[Collected data entries]
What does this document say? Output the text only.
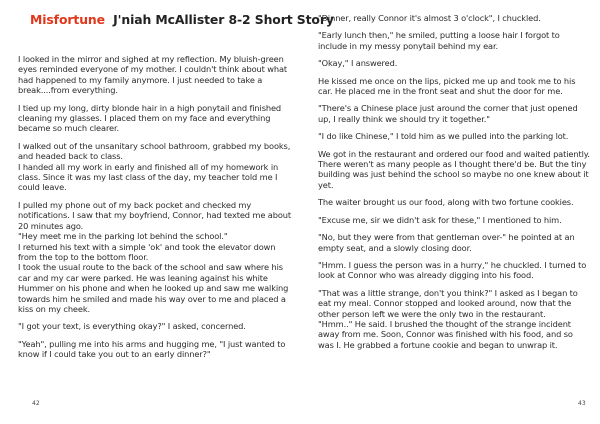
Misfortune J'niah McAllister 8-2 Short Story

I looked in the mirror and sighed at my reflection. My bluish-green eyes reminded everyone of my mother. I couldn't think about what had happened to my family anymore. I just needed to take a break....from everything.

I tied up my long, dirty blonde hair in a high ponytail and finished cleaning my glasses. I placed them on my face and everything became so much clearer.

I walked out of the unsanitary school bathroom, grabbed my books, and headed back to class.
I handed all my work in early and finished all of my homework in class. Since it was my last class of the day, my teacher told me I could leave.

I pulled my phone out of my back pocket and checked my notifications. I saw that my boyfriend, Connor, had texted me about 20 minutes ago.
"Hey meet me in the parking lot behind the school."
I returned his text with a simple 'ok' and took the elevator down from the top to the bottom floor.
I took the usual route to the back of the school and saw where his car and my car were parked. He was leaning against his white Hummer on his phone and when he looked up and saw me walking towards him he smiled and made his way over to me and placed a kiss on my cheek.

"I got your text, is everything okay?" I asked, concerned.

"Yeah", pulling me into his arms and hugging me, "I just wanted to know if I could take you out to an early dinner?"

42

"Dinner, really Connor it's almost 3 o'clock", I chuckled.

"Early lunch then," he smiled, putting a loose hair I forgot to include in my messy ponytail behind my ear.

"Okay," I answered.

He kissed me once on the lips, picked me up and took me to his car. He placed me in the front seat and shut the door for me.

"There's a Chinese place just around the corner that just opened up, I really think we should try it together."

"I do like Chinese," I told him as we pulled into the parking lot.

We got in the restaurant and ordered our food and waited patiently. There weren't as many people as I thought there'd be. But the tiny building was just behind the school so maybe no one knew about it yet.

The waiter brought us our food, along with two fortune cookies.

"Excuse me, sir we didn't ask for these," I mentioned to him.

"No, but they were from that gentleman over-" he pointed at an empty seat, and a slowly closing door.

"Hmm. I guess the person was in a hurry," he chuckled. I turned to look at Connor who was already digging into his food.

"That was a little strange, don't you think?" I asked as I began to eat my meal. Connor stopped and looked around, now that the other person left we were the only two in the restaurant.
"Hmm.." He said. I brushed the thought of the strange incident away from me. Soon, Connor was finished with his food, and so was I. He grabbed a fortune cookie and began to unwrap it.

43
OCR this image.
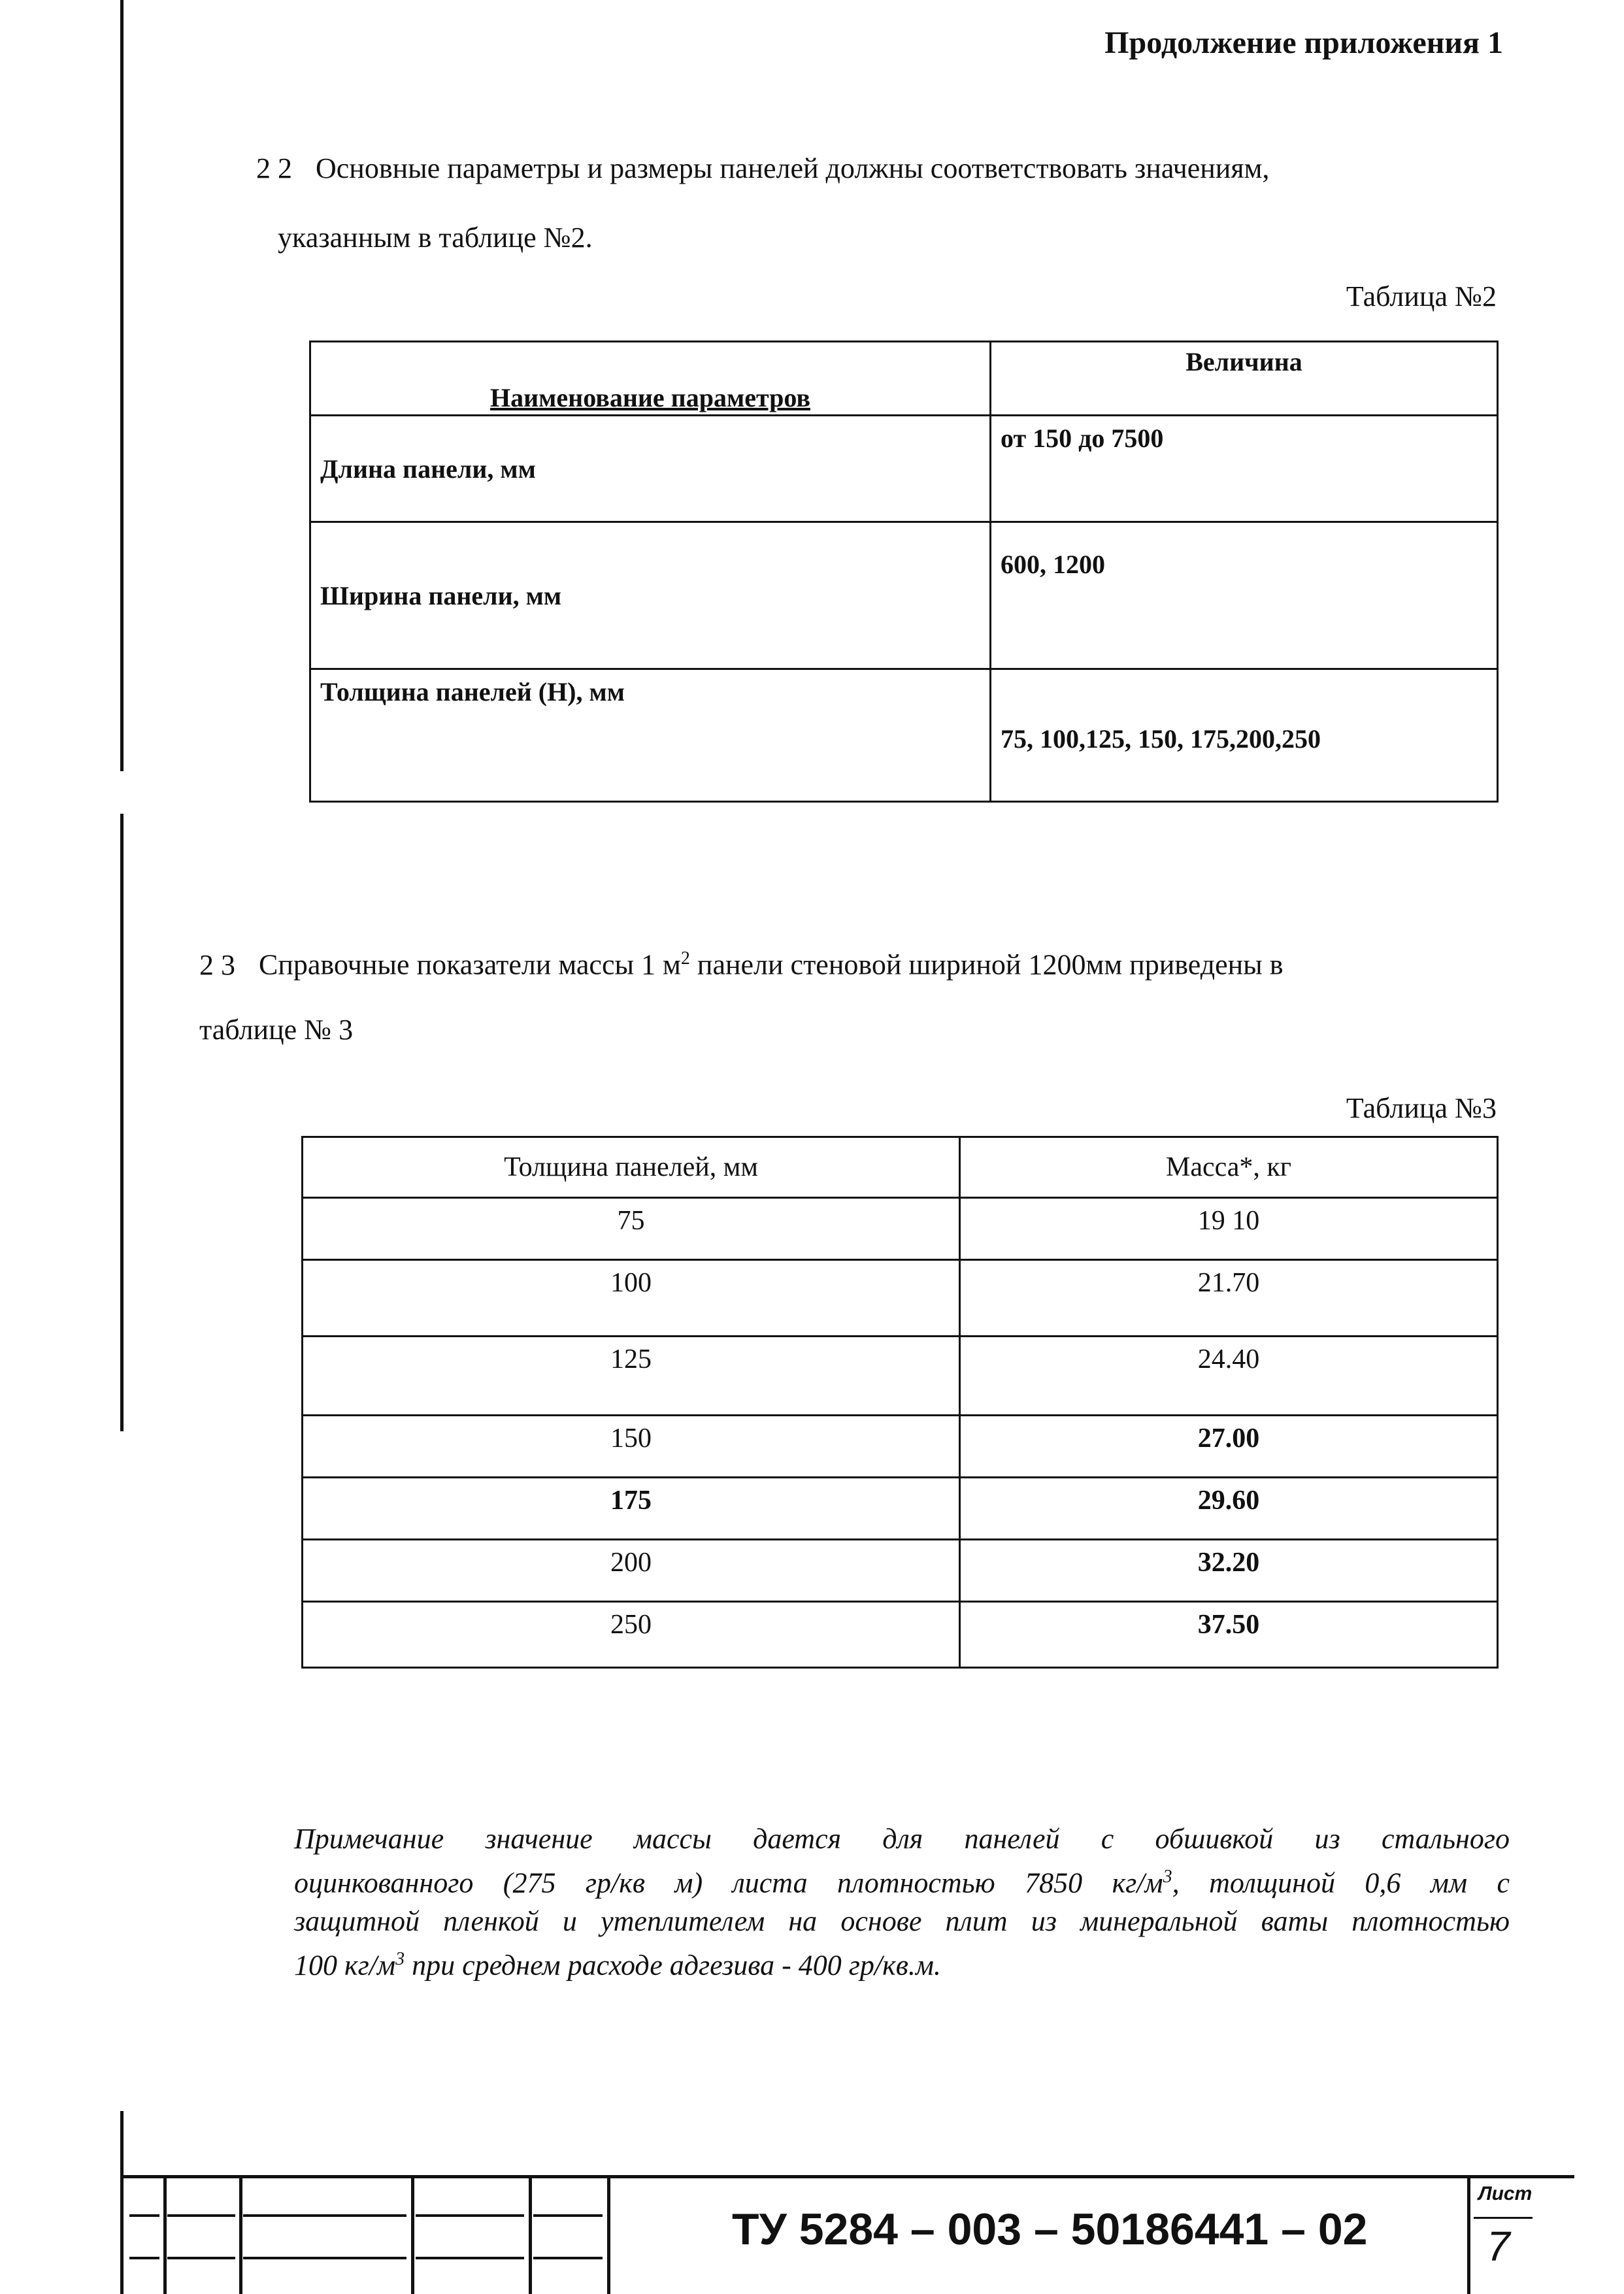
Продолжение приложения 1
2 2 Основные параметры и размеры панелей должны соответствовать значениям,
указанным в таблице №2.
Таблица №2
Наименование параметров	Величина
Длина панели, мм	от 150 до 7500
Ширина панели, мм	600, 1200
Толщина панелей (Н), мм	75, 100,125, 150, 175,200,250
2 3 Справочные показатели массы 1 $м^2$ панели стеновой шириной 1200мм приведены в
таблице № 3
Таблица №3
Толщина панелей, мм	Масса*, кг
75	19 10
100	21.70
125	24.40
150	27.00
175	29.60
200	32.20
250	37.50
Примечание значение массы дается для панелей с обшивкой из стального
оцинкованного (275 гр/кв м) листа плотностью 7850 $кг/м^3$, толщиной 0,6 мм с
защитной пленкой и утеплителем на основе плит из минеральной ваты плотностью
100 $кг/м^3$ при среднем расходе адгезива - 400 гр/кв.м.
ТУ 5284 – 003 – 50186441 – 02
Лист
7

> [BRIEF]:
Copy every line of the data that holds the string "with".

> [TASK RESPONSE]:
I returned his text with a simple 'ok' and took the elevator down from the top to the bottom floor.
The waiter brought us our food, along with two fortune cookies.
"Hmm.." He said. I brushed the thought of the strange incident away from me. Soon, Connor was finished with his food, and so was I. He grabbed a fortune cookie and began to unwrap it.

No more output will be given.